## Exercise prompt
In the listing below, find every line with the string "займа" and pull it out.

## Records shown
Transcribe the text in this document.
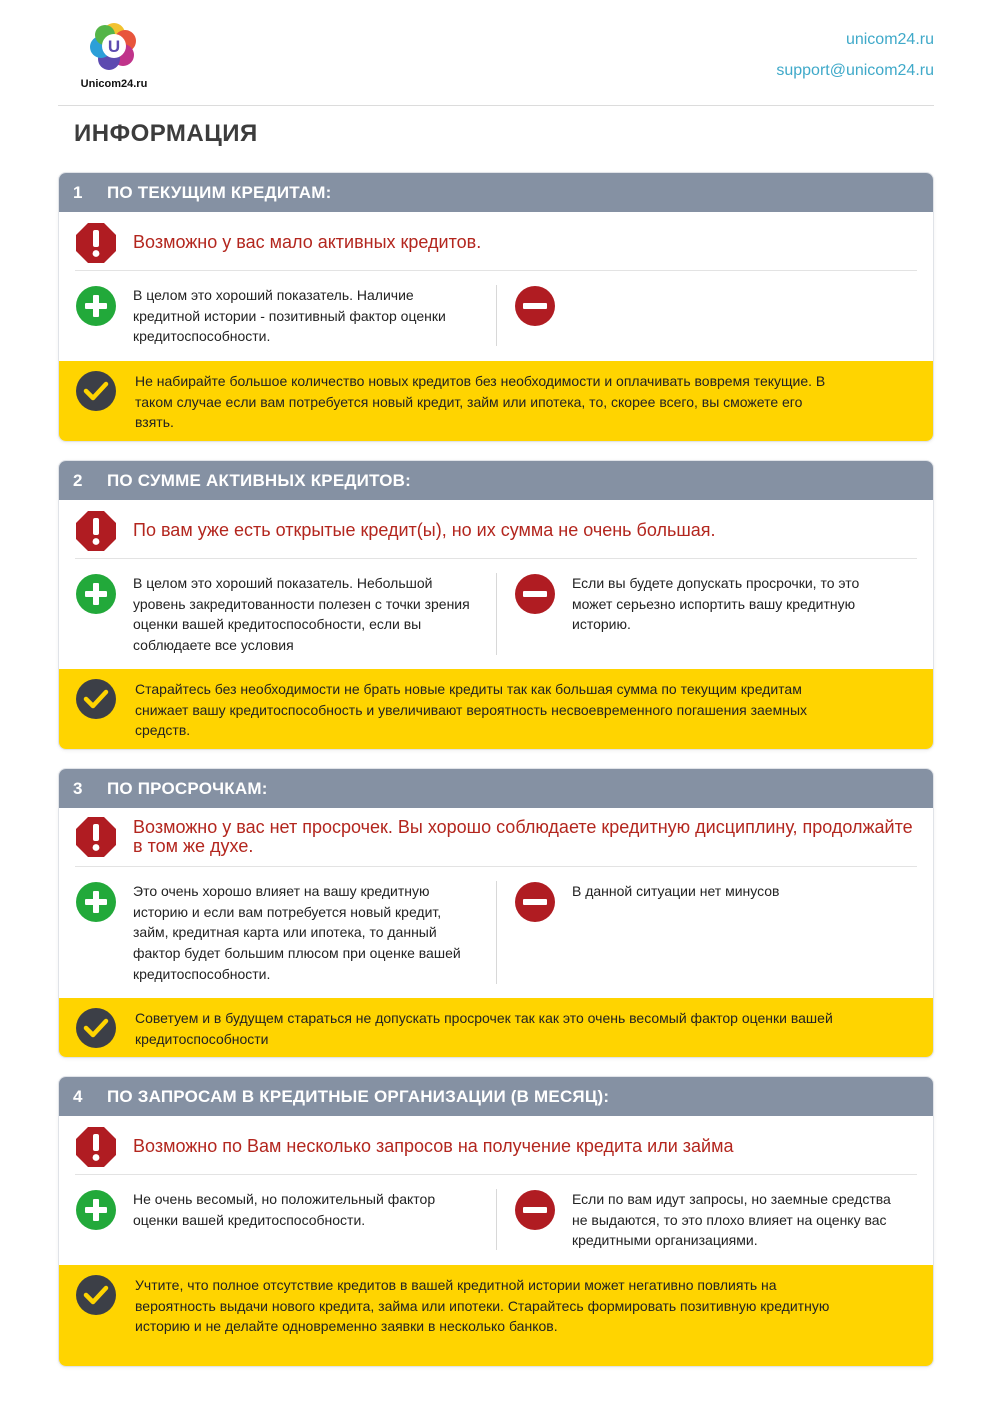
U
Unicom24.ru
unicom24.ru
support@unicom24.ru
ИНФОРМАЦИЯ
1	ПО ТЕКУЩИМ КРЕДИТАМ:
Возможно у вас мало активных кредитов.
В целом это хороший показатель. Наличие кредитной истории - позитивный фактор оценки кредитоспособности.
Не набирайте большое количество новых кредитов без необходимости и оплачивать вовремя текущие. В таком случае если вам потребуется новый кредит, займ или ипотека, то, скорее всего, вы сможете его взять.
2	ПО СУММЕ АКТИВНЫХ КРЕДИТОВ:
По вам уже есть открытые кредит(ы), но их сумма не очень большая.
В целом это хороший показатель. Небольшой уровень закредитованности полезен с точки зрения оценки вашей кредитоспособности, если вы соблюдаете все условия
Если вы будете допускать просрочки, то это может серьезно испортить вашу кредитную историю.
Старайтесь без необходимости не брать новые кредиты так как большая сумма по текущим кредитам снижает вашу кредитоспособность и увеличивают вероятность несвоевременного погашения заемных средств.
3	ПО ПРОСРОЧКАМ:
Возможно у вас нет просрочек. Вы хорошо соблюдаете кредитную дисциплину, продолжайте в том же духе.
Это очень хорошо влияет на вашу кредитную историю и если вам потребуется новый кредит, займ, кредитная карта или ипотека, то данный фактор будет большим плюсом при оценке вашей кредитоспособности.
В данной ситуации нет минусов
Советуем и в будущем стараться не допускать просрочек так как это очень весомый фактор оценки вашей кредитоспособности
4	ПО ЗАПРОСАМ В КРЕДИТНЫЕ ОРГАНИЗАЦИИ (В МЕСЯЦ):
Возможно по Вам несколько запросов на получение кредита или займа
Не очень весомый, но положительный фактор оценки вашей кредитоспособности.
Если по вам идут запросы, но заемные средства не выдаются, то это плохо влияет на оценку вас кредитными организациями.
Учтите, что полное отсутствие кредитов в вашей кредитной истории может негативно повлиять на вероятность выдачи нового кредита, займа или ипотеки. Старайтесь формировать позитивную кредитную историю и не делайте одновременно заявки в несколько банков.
--
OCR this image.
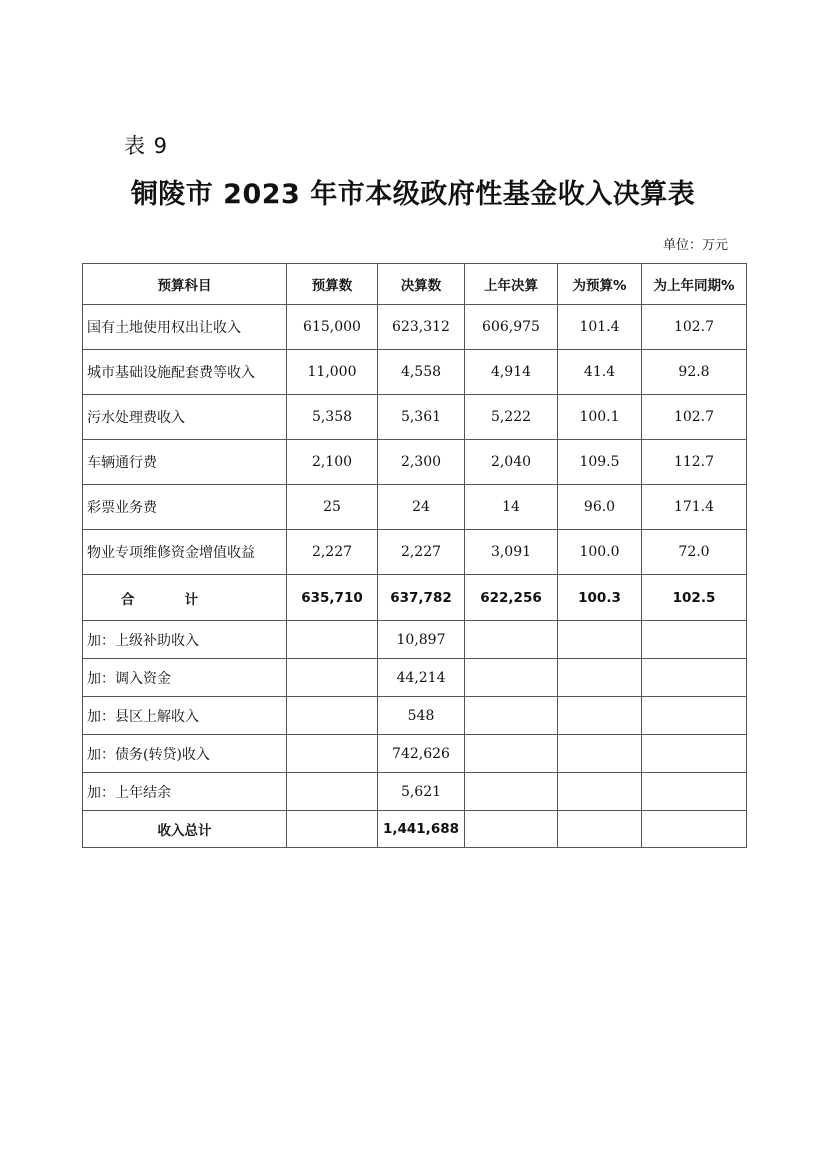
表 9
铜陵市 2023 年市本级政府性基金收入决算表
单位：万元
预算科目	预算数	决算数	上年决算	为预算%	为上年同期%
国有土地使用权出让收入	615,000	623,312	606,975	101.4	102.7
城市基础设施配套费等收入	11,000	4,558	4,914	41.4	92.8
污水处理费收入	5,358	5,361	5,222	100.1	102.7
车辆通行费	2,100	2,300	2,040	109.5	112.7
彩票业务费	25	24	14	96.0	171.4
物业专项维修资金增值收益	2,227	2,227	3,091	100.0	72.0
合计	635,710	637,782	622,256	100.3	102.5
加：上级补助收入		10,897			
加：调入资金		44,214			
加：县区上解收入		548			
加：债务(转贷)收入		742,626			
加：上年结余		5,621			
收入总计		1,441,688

## Solution to this problem
Возможно по Вам несколько запросов на получение кредита или займа
Учтите, что полное отсутствие кредитов в вашей кредитной истории может негативно повлиять на вероятность выдачи нового кредита, займа или ипотеки. Старайтесь формировать позитивную кредитную историю и не делайте одновременно заявки в несколько банков.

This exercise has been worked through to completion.